-- begin Given records --
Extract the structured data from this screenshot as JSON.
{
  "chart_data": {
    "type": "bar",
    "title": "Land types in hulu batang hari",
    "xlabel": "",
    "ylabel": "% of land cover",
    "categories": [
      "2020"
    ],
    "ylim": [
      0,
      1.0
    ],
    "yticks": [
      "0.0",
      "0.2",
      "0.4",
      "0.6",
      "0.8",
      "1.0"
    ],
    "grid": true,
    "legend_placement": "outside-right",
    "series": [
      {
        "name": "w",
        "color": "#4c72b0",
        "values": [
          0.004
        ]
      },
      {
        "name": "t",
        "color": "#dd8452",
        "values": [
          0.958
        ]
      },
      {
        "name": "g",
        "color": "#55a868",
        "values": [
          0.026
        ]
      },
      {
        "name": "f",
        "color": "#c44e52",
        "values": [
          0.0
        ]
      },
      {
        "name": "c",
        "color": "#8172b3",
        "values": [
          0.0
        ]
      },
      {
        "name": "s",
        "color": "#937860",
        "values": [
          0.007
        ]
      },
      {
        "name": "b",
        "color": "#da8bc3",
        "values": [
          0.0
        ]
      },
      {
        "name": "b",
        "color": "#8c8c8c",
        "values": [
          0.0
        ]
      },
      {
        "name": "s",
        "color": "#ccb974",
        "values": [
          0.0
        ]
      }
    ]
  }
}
-- end Given records --
■ Written problem ■
Lines that include the word "color" are to be extracted from the data above.

■ Reply ■
        "color": "#4c72b0",
        "color": "#dd8452",
        "color": "#55a868",
        "color": "#c44e52",
        "color": "#8172b3",
        "color": "#937860",
        "color": "#da8bc3",
        "color": "#8c8c8c",
        "color": "#ccb974",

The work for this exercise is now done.